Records

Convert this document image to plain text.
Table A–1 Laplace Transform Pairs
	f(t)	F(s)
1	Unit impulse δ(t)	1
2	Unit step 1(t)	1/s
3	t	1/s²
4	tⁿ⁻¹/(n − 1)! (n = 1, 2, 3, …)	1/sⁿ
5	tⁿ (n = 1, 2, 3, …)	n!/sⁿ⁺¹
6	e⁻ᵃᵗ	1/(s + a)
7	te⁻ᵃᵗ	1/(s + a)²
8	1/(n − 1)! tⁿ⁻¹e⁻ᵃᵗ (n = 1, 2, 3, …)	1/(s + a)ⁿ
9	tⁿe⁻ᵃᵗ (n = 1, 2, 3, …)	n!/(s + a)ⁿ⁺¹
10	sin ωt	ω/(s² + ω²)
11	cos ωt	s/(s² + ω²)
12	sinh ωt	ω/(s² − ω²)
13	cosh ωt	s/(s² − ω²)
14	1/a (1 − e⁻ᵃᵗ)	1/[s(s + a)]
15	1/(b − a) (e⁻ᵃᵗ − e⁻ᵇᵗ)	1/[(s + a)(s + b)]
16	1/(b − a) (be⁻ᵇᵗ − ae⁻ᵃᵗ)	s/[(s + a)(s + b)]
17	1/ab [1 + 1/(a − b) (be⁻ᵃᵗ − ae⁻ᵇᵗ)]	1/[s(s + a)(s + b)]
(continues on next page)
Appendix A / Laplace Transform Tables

— Work required —
Extract the full set of entries word for word.

— Solution to this exercise —
Convert this document image to plain text.
Table A–1 Laplace Transform Pairs
	f(t)	F(s)
1	Unit impulse δ(t)	1
2	Unit step 1(t)	1/s
3	t	1/s²
4	tⁿ⁻¹/(n − 1)! (n = 1, 2, 3, …)	1/sⁿ
5	tⁿ (n = 1, 2, 3, …)	n!/sⁿ⁺¹
6	e⁻ᵃᵗ	1/(s + a)
7	te⁻ᵃᵗ	1/(s + a)²
8	1/(n − 1)! tⁿ⁻¹e⁻ᵃᵗ (n = 1, 2, 3, …)	1/(s + a)ⁿ
9	tⁿe⁻ᵃᵗ (n = 1, 2, 3, …)	n!/(s + a)ⁿ⁺¹
10	sin ωt	ω/(s² + ω²)
11	cos ωt	s/(s² + ω²)
12	sinh ωt	ω/(s² − ω²)
13	cosh ωt	s/(s² − ω²)
14	1/a (1 − e⁻ᵃᵗ)	1/[s(s + a)]
15	1/(b − a) (e⁻ᵃᵗ − e⁻ᵇᵗ)	1/[(s + a)(s + b)]
16	1/(b − a) (be⁻ᵇᵗ − ae⁻ᵃᵗ)	s/[(s + a)(s + b)]
17	1/ab [1 + 1/(a − b) (be⁻ᵃᵗ − ae⁻ᵇᵗ)]	1/[s(s + a)(s + b)]
(continues on next page)
Appendix A / Laplace Transform Tables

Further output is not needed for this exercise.